Pick out every line holding the string "altid" and copy it.

━━━━━━━━

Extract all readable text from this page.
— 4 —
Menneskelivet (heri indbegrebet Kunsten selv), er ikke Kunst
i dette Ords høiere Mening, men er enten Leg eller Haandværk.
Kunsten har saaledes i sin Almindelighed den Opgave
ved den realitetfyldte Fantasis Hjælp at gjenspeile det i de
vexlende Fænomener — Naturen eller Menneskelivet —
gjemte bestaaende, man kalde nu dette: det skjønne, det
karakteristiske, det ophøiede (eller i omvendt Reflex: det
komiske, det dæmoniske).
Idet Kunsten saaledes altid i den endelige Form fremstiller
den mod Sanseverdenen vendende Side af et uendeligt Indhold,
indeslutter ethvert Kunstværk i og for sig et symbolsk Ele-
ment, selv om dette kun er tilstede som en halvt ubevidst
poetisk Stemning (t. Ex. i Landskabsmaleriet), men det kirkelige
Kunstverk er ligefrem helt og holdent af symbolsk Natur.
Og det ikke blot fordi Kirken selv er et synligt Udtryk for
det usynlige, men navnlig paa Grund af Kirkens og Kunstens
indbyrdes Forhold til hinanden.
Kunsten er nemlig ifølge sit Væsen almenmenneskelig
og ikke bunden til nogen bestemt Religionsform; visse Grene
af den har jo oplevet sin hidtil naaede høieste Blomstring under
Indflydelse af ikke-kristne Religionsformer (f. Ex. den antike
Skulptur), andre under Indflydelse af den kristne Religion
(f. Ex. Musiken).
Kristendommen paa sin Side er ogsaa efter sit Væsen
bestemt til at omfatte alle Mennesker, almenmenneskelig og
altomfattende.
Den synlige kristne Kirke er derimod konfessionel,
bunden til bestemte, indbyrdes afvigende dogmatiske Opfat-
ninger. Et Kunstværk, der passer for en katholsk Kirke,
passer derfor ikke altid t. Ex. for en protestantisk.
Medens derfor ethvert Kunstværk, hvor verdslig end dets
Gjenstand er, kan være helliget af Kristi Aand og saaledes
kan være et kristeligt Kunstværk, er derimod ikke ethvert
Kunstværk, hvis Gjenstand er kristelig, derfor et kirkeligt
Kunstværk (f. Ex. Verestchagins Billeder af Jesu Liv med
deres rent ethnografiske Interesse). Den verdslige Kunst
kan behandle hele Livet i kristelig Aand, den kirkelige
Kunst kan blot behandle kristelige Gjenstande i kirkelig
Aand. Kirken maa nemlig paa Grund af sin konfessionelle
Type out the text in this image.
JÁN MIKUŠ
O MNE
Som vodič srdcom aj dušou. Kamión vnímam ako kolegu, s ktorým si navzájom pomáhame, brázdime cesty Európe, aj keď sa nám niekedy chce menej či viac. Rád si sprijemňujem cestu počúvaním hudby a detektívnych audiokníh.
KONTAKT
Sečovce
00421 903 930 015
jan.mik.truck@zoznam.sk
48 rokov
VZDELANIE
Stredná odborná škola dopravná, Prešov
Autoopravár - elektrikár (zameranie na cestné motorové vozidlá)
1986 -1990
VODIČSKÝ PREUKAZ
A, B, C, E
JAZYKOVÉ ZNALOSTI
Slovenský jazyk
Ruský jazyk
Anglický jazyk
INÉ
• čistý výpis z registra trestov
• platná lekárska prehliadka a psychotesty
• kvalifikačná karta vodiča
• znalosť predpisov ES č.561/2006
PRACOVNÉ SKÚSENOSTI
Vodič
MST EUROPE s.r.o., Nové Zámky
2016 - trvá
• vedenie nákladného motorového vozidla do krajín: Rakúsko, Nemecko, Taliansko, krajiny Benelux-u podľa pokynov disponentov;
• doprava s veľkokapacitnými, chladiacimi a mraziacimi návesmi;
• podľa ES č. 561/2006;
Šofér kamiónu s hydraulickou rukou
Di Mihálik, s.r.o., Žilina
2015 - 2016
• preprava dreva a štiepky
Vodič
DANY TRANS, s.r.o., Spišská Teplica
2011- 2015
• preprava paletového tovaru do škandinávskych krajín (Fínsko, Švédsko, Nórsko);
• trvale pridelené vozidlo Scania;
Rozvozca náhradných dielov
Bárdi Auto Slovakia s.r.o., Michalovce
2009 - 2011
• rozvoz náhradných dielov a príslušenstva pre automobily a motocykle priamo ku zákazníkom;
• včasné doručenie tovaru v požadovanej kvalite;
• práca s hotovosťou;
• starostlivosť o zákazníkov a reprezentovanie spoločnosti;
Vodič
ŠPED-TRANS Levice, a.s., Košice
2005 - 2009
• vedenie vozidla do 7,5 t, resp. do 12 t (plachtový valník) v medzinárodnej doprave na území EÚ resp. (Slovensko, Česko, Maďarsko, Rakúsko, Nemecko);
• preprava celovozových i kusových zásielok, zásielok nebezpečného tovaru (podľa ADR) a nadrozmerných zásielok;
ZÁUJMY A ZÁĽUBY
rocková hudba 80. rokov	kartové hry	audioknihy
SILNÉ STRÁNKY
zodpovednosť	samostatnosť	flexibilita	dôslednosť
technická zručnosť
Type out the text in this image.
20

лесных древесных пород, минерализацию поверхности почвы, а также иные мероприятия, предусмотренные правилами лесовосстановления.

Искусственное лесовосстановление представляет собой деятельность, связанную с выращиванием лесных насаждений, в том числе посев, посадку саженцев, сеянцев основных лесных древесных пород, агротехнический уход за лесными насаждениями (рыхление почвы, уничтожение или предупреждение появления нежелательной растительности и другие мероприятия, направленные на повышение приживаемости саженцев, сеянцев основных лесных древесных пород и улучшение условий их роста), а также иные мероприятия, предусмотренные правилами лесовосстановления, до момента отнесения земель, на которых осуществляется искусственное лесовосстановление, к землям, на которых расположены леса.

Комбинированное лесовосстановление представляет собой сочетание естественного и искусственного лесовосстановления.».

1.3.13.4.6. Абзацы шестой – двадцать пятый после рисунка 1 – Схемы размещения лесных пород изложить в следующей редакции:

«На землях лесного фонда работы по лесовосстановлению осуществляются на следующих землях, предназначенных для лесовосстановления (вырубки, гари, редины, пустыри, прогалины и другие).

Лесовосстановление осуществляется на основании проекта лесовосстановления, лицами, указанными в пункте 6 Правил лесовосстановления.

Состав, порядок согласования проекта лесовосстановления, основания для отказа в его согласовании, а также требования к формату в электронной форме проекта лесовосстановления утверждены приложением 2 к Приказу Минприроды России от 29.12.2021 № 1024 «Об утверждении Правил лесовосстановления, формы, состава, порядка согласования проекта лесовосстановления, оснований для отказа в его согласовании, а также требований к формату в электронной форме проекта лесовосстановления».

━━━━━━━━

The completed task
Idet Kunsten saaledes altid i den endelige Form fremstiller
passer derfor ikke altid t. Ex. for en protestantisk.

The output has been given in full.